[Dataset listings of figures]
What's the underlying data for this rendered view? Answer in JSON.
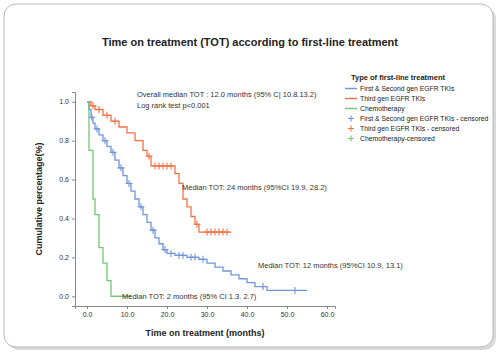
{
  "chart_data": {
    "type": "line",
    "title": "Time on treatment (TOT) according to first-line treatment",
    "x_label": "Time on treatment (months)",
    "y_label": "Cumulative percentage(%)",
    "legend_title": "Type of first-line treatment",
    "legend": "top-right",
    "annotations": [
      "Overall median TOT : 12.0 months (95% C| 10.8.13.2)",
      "Log rank test p<0.001",
      "Median TOT: 24 months (95%CI 19.9, 28.2)",
      "Median TOT: 12 months (95%CI 10.9, 13.1)",
      "Median TOT: 2 months (95% CI 1.3. 2.7)"
    ],
    "xlim": [
      -3,
      62
    ],
    "ylim": [
      -0.05,
      1.05
    ],
    "xticks": [
      {
        "value": 0,
        "label": "0.0"
      },
      {
        "value": 10,
        "label": "10.0"
      },
      {
        "value": 20,
        "label": "20.0"
      },
      {
        "value": 30,
        "label": "30.0"
      },
      {
        "value": 40,
        "label": "40.0"
      },
      {
        "value": 50,
        "label": "50.0"
      },
      {
        "value": 60,
        "label": "60.0"
      }
    ],
    "yticks": [
      {
        "value": 0,
        "label": "0.0"
      },
      0.2,
      0.4,
      0.6,
      0.8,
      {
        "value": 1,
        "label": "1.0"
      }
    ],
    "grid": false,
    "series": [
      {
        "name": "First & Second gen EGFR TKIs",
        "type": "step",
        "color": "#7196d8",
        "x": [
          0,
          0.5,
          1,
          1.5,
          2,
          3,
          4,
          5,
          6,
          7,
          8,
          9,
          10,
          11,
          12,
          13,
          14,
          15,
          16,
          17,
          18,
          19,
          20,
          22,
          25,
          28,
          30,
          32,
          34,
          36,
          38,
          40,
          42,
          45,
          55
        ],
        "values": [
          1.0,
          0.96,
          0.92,
          0.89,
          0.86,
          0.83,
          0.8,
          0.77,
          0.74,
          0.7,
          0.66,
          0.62,
          0.58,
          0.54,
          0.5,
          0.46,
          0.42,
          0.38,
          0.34,
          0.3,
          0.27,
          0.24,
          0.22,
          0.21,
          0.2,
          0.19,
          0.17,
          0.15,
          0.13,
          0.11,
          0.09,
          0.07,
          0.05,
          0.03,
          0.03
        ]
      },
      {
        "name": "Third gen EGFR TKIs",
        "type": "step",
        "color": "#ee7448",
        "x": [
          0,
          1,
          2,
          4,
          6,
          8,
          10,
          12,
          14,
          15,
          16,
          22,
          23,
          24,
          25,
          26,
          27,
          28,
          36
        ],
        "values": [
          1.0,
          0.98,
          0.96,
          0.93,
          0.9,
          0.87,
          0.84,
          0.8,
          0.75,
          0.72,
          0.67,
          0.63,
          0.58,
          0.5,
          0.46,
          0.41,
          0.37,
          0.33,
          0.33
        ]
      },
      {
        "name": "Chemotherapy",
        "type": "step",
        "color": "#74c776",
        "x": [
          0,
          0.5,
          1.5,
          2,
          3,
          4,
          5,
          6,
          11
        ],
        "values": [
          1.0,
          0.75,
          0.5,
          0.42,
          0.25,
          0.17,
          0.08,
          0,
          0
        ]
      },
      {
        "name": "First & Second gen EGFR TKIs - censored",
        "type": "scatter",
        "marker": "plus",
        "color": "#7196d8",
        "x": [
          1.2,
          2.5,
          4.5,
          6.5,
          8.5,
          10.5,
          13.5,
          16.5,
          19.5,
          21,
          23,
          24,
          26,
          27,
          29,
          44,
          52
        ],
        "values": [
          0.92,
          0.86,
          0.8,
          0.74,
          0.66,
          0.58,
          0.46,
          0.34,
          0.24,
          0.22,
          0.21,
          0.21,
          0.2,
          0.2,
          0.19,
          0.05,
          0.03
        ]
      },
      {
        "name": "Third gen EGFR TKIs - censored",
        "type": "scatter",
        "marker": "plus",
        "color": "#ee7448",
        "x": [
          1.5,
          3,
          5,
          7,
          15.5,
          17,
          18,
          19,
          20,
          21,
          27.5,
          30,
          31,
          32,
          33,
          34,
          35
        ],
        "values": [
          0.98,
          0.96,
          0.93,
          0.9,
          0.72,
          0.67,
          0.67,
          0.67,
          0.67,
          0.67,
          0.37,
          0.33,
          0.33,
          0.33,
          0.33,
          0.33,
          0.33
        ]
      },
      {
        "name": "Chemotherapy-censored",
        "type": "scatter",
        "marker": "plus",
        "color": "#74c776",
        "x": [],
        "values": []
      }
    ]
  }
}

▸ What you are asked to do: Without the pictures, write out every entry precisely as it appears.

▸ Result of the task:
What's the underlying data for this rendered view? Answer in JSON.
{
  "chart_data": {
    "type": "line",
    "title": "Time on treatment (TOT) according to first-line treatment",
    "x_label": "Time on treatment (months)",
    "y_label": "Cumulative percentage(%)",
    "legend_title": "Type of first-line treatment",
    "legend": "top-right",
    "annotations": [
      "Overall median TOT : 12.0 months (95% C| 10.8.13.2)",
      "Log rank test p<0.001",
      "Median TOT: 24 months (95%CI 19.9, 28.2)",
      "Median TOT: 12 months (95%CI 10.9, 13.1)",
      "Median TOT: 2 months (95% CI 1.3. 2.7)"
    ],
    "xlim": [
      -3,
      62
    ],
    "ylim": [
      -0.05,
      1.05
    ],
    "xticks": [
      {
        "value": 0,
        "label": "0.0"
      },
      {
        "value": 10,
        "label": "10.0"
      },
      {
        "value": 20,
        "label": "20.0"
      },
      {
        "value": 30,
        "label": "30.0"
      },
      {
        "value": 40,
        "label": "40.0"
      },
      {
        "value": 50,
        "label": "50.0"
      },
      {
        "value": 60,
        "label": "60.0"
      }
    ],
    "yticks": [
      {
        "value": 0,
        "label": "0.0"
      },
      0.2,
      0.4,
      0.6,
      0.8,
      {
        "value": 1,
        "label": "1.0"
      }
    ],
    "grid": false,
    "series": [
      {
        "name": "First & Second gen EGFR TKIs",
        "type": "step",
        "color": "#7196d8",
        "x": [
          0,
          0.5,
          1,
          1.5,
          2,
          3,
          4,
          5,
          6,
          7,
          8,
          9,
          10,
          11,
          12,
          13,
          14,
          15,
          16,
          17,
          18,
          19,
          20,
          22,
          25,
          28,
          30,
          32,
          34,
          36,
          38,
          40,
          42,
          45,
          55
        ],
        "values": [
          1.0,
          0.96,
          0.92,
          0.89,
          0.86,
          0.83,
          0.8,
          0.77,
          0.74,
          0.7,
          0.66,
          0.62,
          0.58,
          0.54,
          0.5,
          0.46,
          0.42,
          0.38,
          0.34,
          0.3,
          0.27,
          0.24,
          0.22,
          0.21,
          0.2,
          0.19,
          0.17,
          0.15,
          0.13,
          0.11,
          0.09,
          0.07,
          0.05,
          0.03,
          0.03
        ]
      },
      {
        "name": "Third gen EGFR TKIs",
        "type": "step",
        "color": "#ee7448",
        "x": [
          0,
          1,
          2,
          4,
          6,
          8,
          10,
          12,
          14,
          15,
          16,
          22,
          23,
          24,
          25,
          26,
          27,
          28,
          36
        ],
        "values": [
          1.0,
          0.98,
          0.96,
          0.93,
          0.9,
          0.87,
          0.84,
          0.8,
          0.75,
          0.72,
          0.67,
          0.63,
          0.58,
          0.5,
          0.46,
          0.41,
          0.37,
          0.33,
          0.33
        ]
      },
      {
        "name": "Chemotherapy",
        "type": "step",
        "color": "#74c776",
        "x": [
          0,
          0.5,
          1.5,
          2,
          3,
          4,
          5,
          6,
          11
        ],
        "values": [
          1.0,
          0.75,
          0.5,
          0.42,
          0.25,
          0.17,
          0.08,
          0,
          0
        ]
      },
      {
        "name": "First & Second gen EGFR TKIs - censored",
        "type": "scatter",
        "marker": "plus",
        "color": "#7196d8",
        "x": [
          1.2,
          2.5,
          4.5,
          6.5,
          8.5,
          10.5,
          13.5,
          16.5,
          19.5,
          21,
          23,
          24,
          26,
          27,
          29,
          44,
          52
        ],
        "values": [
          0.92,
          0.86,
          0.8,
          0.74,
          0.66,
          0.58,
          0.46,
          0.34,
          0.24,
          0.22,
          0.21,
          0.21,
          0.2,
          0.2,
          0.19,
          0.05,
          0.03
        ]
      },
      {
        "name": "Third gen EGFR TKIs - censored",
        "type": "scatter",
        "marker": "plus",
        "color": "#ee7448",
        "x": [
          1.5,
          3,
          5,
          7,
          15.5,
          17,
          18,
          19,
          20,
          21,
          27.5,
          30,
          31,
          32,
          33,
          34,
          35
        ],
        "values": [
          0.98,
          0.96,
          0.93,
          0.9,
          0.72,
          0.67,
          0.67,
          0.67,
          0.67,
          0.67,
          0.37,
          0.33,
          0.33,
          0.33,
          0.33,
          0.33,
          0.33
        ]
      },
      {
        "name": "Chemotherapy-censored",
        "type": "scatter",
        "marker": "plus",
        "color": "#74c776",
        "x": [],
        "values": []
      }
    ]
  }
}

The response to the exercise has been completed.